§ TASK
Take all the material and copy it exactly.

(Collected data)

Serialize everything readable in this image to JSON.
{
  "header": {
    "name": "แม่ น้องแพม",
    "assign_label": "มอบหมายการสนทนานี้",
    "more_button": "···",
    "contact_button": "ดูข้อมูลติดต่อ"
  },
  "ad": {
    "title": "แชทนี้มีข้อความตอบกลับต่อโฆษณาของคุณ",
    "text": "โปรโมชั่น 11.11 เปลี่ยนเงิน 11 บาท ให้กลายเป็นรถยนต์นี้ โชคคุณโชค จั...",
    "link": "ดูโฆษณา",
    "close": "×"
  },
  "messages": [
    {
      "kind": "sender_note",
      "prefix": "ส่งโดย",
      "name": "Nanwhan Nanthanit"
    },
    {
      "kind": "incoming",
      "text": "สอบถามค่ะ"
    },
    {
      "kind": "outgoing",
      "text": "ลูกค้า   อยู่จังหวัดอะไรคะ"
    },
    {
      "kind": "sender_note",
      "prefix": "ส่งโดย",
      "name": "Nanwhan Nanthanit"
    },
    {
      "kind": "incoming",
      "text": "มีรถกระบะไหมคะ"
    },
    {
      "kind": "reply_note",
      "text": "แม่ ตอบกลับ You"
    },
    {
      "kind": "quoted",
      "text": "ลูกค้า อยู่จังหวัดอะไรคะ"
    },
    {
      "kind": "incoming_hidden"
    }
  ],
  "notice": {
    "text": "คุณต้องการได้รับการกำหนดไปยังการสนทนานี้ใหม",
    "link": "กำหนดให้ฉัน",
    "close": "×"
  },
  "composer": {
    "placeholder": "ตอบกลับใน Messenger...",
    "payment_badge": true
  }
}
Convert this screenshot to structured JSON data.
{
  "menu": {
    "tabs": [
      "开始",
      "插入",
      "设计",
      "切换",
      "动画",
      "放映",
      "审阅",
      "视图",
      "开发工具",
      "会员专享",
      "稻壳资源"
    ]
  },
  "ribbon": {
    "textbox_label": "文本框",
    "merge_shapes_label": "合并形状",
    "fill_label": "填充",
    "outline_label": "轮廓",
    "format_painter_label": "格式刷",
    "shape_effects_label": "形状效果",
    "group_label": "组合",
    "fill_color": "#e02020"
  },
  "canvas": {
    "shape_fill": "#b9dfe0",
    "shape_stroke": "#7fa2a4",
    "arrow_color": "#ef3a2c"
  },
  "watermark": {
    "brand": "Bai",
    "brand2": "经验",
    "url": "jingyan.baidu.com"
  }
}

§ OUTPUT BELOW
Serialize everything readable in this image to JSON.
{
  "header": {
    "name": "แม่ น้องแพม",
    "assign_label": "มอบหมายการสนทนานี้",
    "more_button": "···",
    "contact_button": "ดูข้อมูลติดต่อ"
  },
  "ad": {
    "title": "แชทนี้มีข้อความตอบกลับต่อโฆษณาของคุณ",
    "text": "โปรโมชั่น 11.11 เปลี่ยนเงิน 11 บาท ให้กลายเป็นรถยนต์นี้ โชคคุณโชค จั...",
    "link": "ดูโฆษณา",
    "close": "×"
  },
  "messages": [
    {
      "kind": "sender_note",
      "prefix": "ส่งโดย",
      "name": "Nanwhan Nanthanit"
    },
    {
      "kind": "incoming",
      "text": "สอบถามค่ะ"
    },
    {
      "kind": "outgoing",
      "text": "ลูกค้า   อยู่จังหวัดอะไรคะ"
    },
    {
      "kind": "sender_note",
      "prefix": "ส่งโดย",
      "name": "Nanwhan Nanthanit"
    },
    {
      "kind": "incoming",
      "text": "มีรถกระบะไหมคะ"
    },
    {
      "kind": "reply_note",
      "text": "แม่ ตอบกลับ You"
    },
    {
      "kind": "quoted",
      "text": "ลูกค้า อยู่จังหวัดอะไรคะ"
    },
    {
      "kind": "incoming_hidden"
    }
  ],
  "notice": {
    "text": "คุณต้องการได้รับการกำหนดไปยังการสนทนานี้ใหม",
    "link": "กำหนดให้ฉัน",
    "close": "×"
  },
  "composer": {
    "placeholder": "ตอบกลับใน Messenger...",
    "payment_badge": true
  }
}
Convert this screenshot to structured JSON data.
{
  "menu": {
    "tabs": [
      "开始",
      "插入",
      "设计",
      "切换",
      "动画",
      "放映",
      "审阅",
      "视图",
      "开发工具",
      "会员专享",
      "稻壳资源"
    ]
  },
  "ribbon": {
    "textbox_label": "文本框",
    "merge_shapes_label": "合并形状",
    "fill_label": "填充",
    "outline_label": "轮廓",
    "format_painter_label": "格式刷",
    "shape_effects_label": "形状效果",
    "group_label": "组合",
    "fill_color": "#e02020"
  },
  "canvas": {
    "shape_fill": "#b9dfe0",
    "shape_stroke": "#7fa2a4",
    "arrow_color": "#ef3a2c"
  },
  "watermark": {
    "brand": "Bai",
    "brand2": "经验",
    "url": "jingyan.baidu.com"
  }
}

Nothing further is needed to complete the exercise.